[THE REQUEST] Return the listing below word for word.

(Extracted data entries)

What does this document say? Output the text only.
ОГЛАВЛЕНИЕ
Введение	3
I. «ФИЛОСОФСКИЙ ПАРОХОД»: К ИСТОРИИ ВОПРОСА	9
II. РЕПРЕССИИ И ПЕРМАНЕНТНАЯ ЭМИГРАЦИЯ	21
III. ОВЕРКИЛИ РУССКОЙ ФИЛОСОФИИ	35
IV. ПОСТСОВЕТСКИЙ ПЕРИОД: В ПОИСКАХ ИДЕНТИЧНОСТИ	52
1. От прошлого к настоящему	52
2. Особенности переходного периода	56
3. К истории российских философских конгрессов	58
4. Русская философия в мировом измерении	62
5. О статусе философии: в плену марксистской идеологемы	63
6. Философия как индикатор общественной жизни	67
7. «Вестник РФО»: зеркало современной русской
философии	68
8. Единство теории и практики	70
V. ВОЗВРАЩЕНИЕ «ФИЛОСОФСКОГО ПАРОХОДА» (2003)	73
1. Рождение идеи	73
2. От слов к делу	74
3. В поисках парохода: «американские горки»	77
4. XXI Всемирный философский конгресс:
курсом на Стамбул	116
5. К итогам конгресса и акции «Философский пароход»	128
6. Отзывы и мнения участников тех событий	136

[THE RESULT]
What does this document say? Output the text only.
ОГЛАВЛЕНИЕ
Введение	3
I. «ФИЛОСОФСКИЙ ПАРОХОД»: К ИСТОРИИ ВОПРОСА	9
II. РЕПРЕССИИ И ПЕРМАНЕНТНАЯ ЭМИГРАЦИЯ	21
III. ОВЕРКИЛИ РУССКОЙ ФИЛОСОФИИ	35
IV. ПОСТСОВЕТСКИЙ ПЕРИОД: В ПОИСКАХ ИДЕНТИЧНОСТИ	52
1. От прошлого к настоящему	52
2. Особенности переходного периода	56
3. К истории российских философских конгрессов	58
4. Русская философия в мировом измерении	62
5. О статусе философии: в плену марксистской идеологемы	63
6. Философия как индикатор общественной жизни	67
7. «Вестник РФО»: зеркало современной русской
философии	68
8. Единство теории и практики	70
V. ВОЗВРАЩЕНИЕ «ФИЛОСОФСКОГО ПАРОХОДА» (2003)	73
1. Рождение идеи	73
2. От слов к делу	74
3. В поисках парохода: «американские горки»	77
4. XXI Всемирный философский конгресс:
курсом на Стамбул	116
5. К итогам конгресса и акции «Философский пароход»	128
6. Отзывы и мнения участников тех событий	136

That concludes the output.